[Begin]
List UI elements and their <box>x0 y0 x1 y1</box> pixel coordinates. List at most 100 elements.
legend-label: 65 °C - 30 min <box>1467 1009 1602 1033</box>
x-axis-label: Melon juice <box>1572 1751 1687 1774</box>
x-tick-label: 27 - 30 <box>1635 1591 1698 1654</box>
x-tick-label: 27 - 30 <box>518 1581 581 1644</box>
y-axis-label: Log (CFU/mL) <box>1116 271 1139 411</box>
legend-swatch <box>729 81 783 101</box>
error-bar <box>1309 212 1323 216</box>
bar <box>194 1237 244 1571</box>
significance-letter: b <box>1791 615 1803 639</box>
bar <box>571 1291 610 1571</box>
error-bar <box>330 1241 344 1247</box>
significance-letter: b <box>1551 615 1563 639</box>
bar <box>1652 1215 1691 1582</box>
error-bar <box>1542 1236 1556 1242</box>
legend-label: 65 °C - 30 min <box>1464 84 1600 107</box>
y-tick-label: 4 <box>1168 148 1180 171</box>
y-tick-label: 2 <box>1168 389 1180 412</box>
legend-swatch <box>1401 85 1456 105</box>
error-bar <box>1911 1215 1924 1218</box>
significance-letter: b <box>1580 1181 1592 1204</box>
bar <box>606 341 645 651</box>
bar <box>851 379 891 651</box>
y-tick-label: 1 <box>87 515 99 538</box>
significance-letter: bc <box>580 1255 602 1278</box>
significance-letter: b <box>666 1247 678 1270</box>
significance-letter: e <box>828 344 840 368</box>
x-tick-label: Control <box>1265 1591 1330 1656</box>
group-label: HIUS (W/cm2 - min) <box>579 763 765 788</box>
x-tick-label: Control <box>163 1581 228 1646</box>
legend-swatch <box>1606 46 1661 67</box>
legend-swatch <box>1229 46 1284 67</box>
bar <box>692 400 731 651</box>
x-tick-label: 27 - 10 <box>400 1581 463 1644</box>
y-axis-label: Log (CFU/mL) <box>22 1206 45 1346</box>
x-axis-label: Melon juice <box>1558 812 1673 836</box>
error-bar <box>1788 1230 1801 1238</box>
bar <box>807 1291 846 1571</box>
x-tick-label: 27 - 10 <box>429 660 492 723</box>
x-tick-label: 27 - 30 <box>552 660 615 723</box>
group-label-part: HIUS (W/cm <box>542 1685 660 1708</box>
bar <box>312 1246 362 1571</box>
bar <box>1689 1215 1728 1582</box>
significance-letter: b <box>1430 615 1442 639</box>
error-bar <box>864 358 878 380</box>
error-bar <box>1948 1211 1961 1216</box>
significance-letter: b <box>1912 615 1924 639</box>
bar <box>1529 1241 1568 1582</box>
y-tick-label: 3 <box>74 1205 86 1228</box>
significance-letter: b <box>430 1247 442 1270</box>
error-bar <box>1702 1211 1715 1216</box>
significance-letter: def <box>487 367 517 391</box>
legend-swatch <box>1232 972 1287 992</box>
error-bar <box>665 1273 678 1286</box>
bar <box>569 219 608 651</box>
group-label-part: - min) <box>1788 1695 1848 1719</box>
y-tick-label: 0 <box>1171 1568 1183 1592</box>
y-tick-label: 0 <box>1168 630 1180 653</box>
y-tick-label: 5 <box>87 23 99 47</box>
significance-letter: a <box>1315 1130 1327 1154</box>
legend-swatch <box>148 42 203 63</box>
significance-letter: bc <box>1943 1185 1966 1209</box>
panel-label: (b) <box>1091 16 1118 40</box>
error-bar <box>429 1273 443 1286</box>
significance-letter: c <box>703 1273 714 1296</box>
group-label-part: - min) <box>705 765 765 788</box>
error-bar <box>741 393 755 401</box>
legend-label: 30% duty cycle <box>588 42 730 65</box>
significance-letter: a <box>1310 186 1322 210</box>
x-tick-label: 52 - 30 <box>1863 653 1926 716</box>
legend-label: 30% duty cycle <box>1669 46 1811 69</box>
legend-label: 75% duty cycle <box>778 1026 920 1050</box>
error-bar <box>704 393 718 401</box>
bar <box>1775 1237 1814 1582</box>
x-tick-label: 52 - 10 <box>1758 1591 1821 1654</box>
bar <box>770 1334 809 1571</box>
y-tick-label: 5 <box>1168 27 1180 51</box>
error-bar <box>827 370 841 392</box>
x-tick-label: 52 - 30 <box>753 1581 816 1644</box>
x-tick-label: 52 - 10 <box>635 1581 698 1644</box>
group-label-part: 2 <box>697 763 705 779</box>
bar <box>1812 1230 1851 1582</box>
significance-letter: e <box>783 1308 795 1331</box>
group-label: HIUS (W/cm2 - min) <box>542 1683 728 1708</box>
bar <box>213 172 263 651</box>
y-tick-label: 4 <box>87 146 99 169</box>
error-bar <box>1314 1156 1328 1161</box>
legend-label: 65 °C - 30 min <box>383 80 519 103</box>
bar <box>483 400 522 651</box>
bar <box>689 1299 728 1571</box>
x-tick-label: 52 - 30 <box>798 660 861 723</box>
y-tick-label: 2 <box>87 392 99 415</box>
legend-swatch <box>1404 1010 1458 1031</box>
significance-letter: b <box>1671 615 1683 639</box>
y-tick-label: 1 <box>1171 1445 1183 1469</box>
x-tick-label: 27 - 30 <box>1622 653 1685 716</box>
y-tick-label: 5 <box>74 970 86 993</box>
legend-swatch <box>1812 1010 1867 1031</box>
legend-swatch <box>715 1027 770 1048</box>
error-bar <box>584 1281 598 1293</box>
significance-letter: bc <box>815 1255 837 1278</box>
[End]
## Task brief
Pull out every line of the records above that contains the word "duty".

## The result
legend-label: 30% duty cycle <box>588 42 730 65</box>
legend-label: 30% duty cycle <box>1669 46 1811 69</box>
legend-label: 75% duty cycle <box>778 1026 920 1050</box>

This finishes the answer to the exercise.